Report how many lines of the records below include the word "colors". Give nothing but the number.

________________________________________

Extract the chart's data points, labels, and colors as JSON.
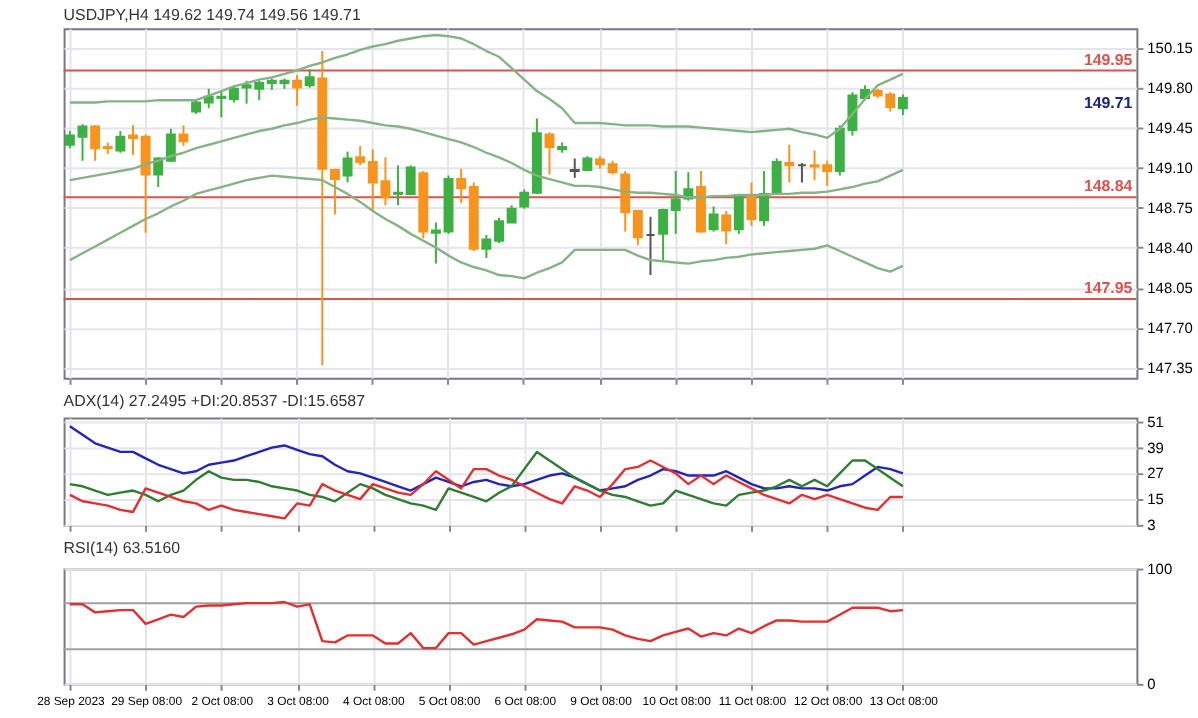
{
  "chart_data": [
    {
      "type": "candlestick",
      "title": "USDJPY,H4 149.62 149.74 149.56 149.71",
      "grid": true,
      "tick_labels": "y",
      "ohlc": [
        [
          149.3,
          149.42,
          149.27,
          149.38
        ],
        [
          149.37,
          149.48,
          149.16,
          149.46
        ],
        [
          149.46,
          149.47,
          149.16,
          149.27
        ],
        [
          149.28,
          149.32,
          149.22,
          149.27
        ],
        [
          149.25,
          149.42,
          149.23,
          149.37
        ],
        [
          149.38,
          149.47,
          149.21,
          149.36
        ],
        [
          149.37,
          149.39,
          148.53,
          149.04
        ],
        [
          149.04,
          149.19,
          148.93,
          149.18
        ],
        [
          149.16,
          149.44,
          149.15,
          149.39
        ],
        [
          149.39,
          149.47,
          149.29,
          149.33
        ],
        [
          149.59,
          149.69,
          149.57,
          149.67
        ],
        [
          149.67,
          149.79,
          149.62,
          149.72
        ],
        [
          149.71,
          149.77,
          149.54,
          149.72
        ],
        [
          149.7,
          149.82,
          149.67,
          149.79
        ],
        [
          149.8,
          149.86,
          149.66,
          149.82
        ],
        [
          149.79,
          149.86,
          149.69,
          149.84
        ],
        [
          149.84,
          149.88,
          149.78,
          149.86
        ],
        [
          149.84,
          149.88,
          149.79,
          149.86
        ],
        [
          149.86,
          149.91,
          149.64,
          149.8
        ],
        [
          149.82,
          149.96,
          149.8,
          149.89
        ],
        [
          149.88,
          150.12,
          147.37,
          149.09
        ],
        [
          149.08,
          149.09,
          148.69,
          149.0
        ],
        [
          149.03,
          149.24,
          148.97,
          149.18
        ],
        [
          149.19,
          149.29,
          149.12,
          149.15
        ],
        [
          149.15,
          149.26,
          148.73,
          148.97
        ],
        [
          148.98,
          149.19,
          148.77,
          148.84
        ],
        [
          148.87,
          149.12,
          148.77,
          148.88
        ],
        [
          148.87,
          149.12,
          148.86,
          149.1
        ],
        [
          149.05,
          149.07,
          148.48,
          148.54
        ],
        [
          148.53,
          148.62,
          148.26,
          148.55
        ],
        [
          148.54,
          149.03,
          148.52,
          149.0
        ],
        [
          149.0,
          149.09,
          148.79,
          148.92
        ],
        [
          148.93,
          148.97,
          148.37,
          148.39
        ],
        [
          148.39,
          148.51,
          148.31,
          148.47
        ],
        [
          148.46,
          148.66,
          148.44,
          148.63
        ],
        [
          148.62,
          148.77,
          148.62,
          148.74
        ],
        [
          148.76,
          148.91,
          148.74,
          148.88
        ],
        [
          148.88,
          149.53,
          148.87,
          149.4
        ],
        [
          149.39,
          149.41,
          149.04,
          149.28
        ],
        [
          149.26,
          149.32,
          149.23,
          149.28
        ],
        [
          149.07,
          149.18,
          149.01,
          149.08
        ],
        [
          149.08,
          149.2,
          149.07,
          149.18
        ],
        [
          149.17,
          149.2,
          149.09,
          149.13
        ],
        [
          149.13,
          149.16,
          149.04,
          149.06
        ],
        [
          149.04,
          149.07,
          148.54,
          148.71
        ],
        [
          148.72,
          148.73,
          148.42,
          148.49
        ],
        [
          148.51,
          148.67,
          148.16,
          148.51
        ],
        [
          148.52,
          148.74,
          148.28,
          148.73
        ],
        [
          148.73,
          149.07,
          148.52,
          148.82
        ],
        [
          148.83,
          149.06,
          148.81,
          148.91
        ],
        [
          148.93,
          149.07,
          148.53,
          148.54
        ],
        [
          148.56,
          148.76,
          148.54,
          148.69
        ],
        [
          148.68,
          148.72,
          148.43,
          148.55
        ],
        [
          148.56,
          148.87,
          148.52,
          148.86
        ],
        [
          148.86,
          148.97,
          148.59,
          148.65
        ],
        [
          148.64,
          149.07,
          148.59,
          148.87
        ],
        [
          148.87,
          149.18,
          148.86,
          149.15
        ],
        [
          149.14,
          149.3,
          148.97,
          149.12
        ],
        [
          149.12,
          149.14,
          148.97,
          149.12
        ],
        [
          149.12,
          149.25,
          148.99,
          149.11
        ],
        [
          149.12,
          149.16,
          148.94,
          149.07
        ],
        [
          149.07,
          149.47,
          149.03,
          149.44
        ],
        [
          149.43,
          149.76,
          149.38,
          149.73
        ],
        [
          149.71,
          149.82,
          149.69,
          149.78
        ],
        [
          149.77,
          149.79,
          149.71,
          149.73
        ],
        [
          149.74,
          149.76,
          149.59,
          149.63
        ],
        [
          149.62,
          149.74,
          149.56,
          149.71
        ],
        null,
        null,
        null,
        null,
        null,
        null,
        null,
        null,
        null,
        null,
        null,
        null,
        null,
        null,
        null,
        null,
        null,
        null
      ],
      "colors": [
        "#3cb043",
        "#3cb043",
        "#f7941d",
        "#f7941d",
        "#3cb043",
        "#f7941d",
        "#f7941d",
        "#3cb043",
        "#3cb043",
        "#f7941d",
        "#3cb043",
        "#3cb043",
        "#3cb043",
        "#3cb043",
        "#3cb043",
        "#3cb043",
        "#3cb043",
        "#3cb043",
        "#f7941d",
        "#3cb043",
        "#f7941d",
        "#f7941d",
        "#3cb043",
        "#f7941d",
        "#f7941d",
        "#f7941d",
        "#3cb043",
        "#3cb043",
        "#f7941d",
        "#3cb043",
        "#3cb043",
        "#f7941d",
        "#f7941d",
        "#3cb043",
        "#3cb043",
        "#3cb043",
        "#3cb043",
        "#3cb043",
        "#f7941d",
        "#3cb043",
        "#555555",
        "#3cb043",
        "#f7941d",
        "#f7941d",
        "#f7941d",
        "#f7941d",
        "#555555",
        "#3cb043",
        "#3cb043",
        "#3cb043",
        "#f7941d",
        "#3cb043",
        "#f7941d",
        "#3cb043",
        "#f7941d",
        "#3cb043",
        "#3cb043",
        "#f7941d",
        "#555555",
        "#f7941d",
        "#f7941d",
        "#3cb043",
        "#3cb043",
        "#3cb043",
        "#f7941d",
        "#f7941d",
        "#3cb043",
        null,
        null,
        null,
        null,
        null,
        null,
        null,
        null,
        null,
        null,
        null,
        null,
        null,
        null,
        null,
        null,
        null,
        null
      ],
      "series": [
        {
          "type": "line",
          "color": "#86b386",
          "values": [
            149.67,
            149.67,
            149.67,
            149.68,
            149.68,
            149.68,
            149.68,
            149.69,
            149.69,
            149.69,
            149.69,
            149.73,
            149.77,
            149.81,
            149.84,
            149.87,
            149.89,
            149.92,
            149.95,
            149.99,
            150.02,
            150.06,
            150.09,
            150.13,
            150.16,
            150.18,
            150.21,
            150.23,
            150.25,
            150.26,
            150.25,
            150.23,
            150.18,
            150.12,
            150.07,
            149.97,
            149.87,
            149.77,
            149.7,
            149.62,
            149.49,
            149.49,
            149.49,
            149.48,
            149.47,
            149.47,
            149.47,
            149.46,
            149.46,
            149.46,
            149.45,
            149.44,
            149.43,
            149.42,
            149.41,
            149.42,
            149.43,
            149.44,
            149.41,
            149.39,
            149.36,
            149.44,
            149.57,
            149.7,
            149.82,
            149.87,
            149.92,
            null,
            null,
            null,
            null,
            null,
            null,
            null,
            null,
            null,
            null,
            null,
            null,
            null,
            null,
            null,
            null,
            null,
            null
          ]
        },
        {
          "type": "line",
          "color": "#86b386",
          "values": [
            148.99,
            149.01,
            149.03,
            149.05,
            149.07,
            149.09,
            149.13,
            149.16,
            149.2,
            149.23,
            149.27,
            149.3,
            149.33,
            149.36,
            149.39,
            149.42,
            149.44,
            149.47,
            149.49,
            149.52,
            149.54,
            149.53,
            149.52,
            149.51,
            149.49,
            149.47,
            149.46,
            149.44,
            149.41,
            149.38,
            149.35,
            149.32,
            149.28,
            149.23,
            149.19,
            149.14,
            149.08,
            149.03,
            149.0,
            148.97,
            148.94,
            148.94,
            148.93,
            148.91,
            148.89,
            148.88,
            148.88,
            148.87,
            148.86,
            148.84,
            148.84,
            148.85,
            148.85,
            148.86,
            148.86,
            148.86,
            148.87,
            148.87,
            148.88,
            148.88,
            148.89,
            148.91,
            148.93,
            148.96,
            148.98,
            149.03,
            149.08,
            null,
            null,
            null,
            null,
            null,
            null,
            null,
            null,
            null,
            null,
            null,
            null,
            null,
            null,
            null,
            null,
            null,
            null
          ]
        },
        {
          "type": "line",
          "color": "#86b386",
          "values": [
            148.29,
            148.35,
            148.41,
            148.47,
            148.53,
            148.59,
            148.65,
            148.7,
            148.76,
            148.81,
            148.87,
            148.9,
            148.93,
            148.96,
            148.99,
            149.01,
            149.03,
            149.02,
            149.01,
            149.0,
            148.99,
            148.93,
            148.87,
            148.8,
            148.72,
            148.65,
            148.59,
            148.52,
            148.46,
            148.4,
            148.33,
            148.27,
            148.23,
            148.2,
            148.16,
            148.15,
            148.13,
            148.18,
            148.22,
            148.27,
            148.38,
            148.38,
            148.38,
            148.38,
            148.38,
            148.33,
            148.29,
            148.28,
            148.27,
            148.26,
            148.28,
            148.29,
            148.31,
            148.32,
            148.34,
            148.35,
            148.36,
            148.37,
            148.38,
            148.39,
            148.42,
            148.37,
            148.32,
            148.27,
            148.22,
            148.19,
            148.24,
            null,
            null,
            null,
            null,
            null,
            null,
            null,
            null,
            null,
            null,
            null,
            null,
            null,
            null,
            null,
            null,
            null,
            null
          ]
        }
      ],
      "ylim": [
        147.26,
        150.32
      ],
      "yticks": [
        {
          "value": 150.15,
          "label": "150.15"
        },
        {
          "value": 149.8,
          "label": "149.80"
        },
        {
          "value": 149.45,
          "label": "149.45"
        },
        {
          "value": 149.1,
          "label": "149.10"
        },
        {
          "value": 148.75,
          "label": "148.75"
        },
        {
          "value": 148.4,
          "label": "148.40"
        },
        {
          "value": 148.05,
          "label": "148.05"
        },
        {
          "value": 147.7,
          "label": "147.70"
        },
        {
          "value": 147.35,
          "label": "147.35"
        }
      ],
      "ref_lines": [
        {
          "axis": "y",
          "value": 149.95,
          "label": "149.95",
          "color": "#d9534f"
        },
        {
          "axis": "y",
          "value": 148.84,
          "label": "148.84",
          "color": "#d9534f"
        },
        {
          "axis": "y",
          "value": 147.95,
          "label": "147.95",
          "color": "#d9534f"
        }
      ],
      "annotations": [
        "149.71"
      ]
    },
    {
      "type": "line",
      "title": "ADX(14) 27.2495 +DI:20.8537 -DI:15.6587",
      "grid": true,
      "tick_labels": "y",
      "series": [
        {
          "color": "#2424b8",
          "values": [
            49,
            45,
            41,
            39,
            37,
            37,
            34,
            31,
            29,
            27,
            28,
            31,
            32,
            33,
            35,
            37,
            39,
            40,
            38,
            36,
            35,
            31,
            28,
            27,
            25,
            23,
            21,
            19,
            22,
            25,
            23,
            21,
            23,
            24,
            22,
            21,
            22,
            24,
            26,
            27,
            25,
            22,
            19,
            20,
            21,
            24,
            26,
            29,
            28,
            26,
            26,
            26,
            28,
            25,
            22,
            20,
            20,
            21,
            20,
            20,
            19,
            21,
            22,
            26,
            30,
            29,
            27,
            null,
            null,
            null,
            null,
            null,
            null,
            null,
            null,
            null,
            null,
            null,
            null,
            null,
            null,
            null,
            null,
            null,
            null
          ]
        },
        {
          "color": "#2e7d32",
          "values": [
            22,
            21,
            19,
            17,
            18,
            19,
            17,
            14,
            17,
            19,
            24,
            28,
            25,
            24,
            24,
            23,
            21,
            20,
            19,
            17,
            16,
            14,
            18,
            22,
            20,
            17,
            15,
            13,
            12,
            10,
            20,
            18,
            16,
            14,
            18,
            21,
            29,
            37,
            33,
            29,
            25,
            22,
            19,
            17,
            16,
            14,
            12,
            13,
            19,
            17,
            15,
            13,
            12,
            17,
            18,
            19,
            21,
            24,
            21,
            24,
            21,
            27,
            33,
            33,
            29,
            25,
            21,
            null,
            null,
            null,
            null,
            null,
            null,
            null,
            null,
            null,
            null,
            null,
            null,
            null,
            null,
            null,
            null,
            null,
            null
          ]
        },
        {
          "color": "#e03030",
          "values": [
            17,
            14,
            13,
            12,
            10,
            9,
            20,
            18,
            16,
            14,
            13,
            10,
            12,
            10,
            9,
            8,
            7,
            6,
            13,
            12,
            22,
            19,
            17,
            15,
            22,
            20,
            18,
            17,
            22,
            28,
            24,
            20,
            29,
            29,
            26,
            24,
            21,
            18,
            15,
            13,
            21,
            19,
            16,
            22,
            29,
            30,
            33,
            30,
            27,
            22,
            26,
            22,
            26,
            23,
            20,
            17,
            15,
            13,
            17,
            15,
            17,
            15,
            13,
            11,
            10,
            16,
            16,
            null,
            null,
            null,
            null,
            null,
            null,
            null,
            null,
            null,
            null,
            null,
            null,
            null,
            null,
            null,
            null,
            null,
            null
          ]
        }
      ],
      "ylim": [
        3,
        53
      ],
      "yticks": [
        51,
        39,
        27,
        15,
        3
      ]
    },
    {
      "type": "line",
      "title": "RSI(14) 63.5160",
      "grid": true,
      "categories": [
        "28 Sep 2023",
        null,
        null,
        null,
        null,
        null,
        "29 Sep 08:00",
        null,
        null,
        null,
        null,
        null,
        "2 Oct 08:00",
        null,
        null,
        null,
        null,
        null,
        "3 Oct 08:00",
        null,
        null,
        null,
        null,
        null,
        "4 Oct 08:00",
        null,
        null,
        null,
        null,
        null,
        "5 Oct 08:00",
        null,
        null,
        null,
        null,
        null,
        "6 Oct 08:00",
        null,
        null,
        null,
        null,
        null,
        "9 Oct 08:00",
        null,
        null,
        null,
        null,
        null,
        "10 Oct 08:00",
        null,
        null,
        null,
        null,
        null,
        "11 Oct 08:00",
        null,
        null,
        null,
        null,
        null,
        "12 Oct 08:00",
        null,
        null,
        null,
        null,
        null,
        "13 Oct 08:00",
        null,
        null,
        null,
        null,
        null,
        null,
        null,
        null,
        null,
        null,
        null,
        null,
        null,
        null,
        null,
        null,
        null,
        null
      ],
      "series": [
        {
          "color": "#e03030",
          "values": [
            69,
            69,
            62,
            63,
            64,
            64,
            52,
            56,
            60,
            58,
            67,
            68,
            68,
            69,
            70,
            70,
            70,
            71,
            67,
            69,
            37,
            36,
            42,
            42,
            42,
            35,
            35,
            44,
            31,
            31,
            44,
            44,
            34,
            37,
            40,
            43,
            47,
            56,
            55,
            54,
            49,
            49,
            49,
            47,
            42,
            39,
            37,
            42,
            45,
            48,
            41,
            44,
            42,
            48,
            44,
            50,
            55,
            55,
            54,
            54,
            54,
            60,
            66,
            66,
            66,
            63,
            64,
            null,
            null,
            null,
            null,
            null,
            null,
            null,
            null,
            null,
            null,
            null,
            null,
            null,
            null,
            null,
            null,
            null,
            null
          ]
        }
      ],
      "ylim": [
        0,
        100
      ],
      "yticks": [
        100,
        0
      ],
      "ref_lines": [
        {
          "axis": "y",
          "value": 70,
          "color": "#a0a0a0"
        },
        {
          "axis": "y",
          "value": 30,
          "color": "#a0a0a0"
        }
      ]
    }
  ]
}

________________________________________

> _RESULT FOR THIS EXERCISE_: 2